**EXERCISE**
Retype the passage from the text on disease and nutrition in Thailand, starting with "In July 2012" and going on through "Methoxychlor and Paraquat.".

**TEXT PASSAGE**
The American Centers for Disease Control and Prevention (CDC) conducted a study in partnership with the Thailand Ministry of Public Health to ascertain the effectiveness of providing people who inject drugs illicitly with daily doses of the anti-retroviral drug Tenofovir as a prevention measure. The results of the study were released in mid-June 2013 and revealed a 48.9 percent reduced incidence of the virus among the group of subjects who received the drug, in comparison to the control group who received a placebo. The principal investigator of the study stated in Lancet, "We now know that pre-exposure prophylaxis can be a potentially vital option for HIV prevention in people at very high risk for infection, whether through sexual transmission or injecting drug use."

=== Leprosy ===
The prevalence of leprosy (Hansen's disease) in Thailand is declining. Statistics from the Ministry of Public Health's Department of Disease Control indicate that there were 155 new leprosy patients countrywide in 2015, as compared to the 405 new cases found in 2010. Leper colonies are found in Chanthaburi, Nan, Chiang Rai, Maha Sarakham, Surin, Roi Et, Khon Kaen, and Nakhon Si Thammarat.

=== Malaria ===
In 2017 there were 11,440 confirmed cases of malaria in Thailand with 11 reported fatalities. The nation has committed to becoming malaria-free by 2024. In 2017, the Health Ministry declared 35 of Thailand's 76 provinces malaria-free. The persistence of malaria in border regions and the increasing drug resistance of new strains jeopardize the achievement of that goal. The WHO hopes to eliminate malaria by 2025.

== Nutrition ==

=== Food safety ===
Food safety scares are common to Thailand. Besides, common is microbial contamination of street food left out in the hot sun and dusty roads as well as store food contamination by banned or toxic pesticides and fake food products.

In July 2012 consumer action groups demanded four unlisted toxic pesticides found on common vegetables at levels 100 times the EU guidelines (which are banned in developed countries) be banned. Chemical companies are requesting to add them to the Thai Dangerous Substances Act so they can continue to be used, including on exported mangoes to developed countries which have banned their use. In 2014, Khon Kaen University concluded after a study, that Thailand should ban 155 types of pesticides, with 14 listed as urgent: Carbofuran, Methyl Bromide, Dichlorvos, Lambda-cyhalothrin, Methidathion-methyl, Omethoate, Zeta Cypermethrin, Endosulfan sulfate, Aldicarb, Azinphos-methyl, Chlorpyrifos-ethyl, Methoxychlor and Paraquat.

=== Sugar and salt consumption ===
As of 2019 sugar consumption in Thailand is 28 teaspoons (131 grams) per person per day, four times the World Health Organization (WHO) recommendation. Excessive consumption of sugar leads to obesity, a public health issue. Thailand is number two in ASEAN, behind Malaysia, in the prevalence of obesity. In 2017, Thailand levied an excise tax on sugary drinks to pressure manufacturers to reduce the amount of sugar put in their products. A hike in the tax expected in October 2019.

**PROVIDED INFORMATION**
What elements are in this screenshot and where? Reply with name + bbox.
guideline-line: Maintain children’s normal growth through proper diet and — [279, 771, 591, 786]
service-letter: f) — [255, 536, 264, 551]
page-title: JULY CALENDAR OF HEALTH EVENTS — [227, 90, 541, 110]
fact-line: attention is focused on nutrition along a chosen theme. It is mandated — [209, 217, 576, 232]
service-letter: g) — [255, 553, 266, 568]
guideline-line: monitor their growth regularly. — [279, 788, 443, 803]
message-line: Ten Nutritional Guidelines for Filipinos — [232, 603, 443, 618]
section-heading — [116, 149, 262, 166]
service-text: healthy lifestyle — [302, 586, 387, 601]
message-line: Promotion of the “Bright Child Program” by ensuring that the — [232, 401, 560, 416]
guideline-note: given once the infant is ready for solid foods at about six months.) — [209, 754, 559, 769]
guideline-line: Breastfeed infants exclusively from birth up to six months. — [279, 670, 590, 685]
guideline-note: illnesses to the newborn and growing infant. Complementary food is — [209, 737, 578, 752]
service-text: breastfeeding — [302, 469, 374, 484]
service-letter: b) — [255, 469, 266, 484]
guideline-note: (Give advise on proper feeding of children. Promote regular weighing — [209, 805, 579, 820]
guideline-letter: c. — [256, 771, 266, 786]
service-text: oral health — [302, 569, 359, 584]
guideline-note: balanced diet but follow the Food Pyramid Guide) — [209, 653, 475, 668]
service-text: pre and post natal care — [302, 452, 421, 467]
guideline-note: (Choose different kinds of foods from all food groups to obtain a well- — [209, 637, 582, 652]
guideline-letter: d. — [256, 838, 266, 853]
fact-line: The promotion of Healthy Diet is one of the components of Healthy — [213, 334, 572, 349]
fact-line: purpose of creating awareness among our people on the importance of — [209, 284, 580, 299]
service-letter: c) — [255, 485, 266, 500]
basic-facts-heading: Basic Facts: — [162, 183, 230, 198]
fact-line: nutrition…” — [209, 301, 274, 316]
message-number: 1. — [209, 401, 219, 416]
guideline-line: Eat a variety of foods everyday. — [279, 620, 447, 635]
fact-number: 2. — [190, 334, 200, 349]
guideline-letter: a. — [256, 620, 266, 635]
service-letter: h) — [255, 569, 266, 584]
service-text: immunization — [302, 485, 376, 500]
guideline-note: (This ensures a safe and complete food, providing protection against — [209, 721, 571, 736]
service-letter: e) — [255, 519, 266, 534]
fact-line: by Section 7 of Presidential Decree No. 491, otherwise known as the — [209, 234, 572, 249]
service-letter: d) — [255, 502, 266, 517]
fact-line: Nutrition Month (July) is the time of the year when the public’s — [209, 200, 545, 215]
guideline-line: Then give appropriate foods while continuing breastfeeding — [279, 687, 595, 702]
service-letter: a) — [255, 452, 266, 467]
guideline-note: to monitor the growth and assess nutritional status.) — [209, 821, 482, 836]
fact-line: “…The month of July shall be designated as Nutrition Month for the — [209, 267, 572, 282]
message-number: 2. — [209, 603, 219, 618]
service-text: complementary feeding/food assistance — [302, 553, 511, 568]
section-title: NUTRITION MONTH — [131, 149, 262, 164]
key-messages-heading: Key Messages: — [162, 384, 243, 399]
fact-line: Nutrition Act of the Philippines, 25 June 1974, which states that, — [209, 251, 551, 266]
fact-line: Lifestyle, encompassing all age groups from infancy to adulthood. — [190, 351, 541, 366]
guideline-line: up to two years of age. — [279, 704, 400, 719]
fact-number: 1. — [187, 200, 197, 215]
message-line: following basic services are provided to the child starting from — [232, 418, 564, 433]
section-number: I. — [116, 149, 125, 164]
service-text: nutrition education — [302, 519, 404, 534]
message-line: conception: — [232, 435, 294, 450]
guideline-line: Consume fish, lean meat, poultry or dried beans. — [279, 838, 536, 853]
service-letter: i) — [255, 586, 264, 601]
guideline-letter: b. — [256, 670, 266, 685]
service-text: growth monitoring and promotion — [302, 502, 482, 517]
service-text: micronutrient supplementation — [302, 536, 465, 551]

**ANSWER TO THIS TASK**
In July 2012 consumer action groups demanded four unlisted toxic pesticides found on common vegetables at levels 100 times the EU guidelines (which are banned in developed countries) be banned. Chemical companies are requesting to add them to the Thai Dangerous Substances Act so they can continue to be used, including on exported mangoes to developed countries which have banned their use. In 2014, Khon Kaen University concluded after a study, that Thailand should ban 155 types of pesticides, with 14 listed as urgent: Carbofuran, Methyl Bromide, Dichlorvos, Lambda-cyhalothrin, Methidathion-methyl, Omethoate, Zeta Cypermethrin, Endosulfan sulfate, Aldicarb, Azinphos-methyl, Chlorpyrifos-ethyl, Methoxychlor and Paraquat.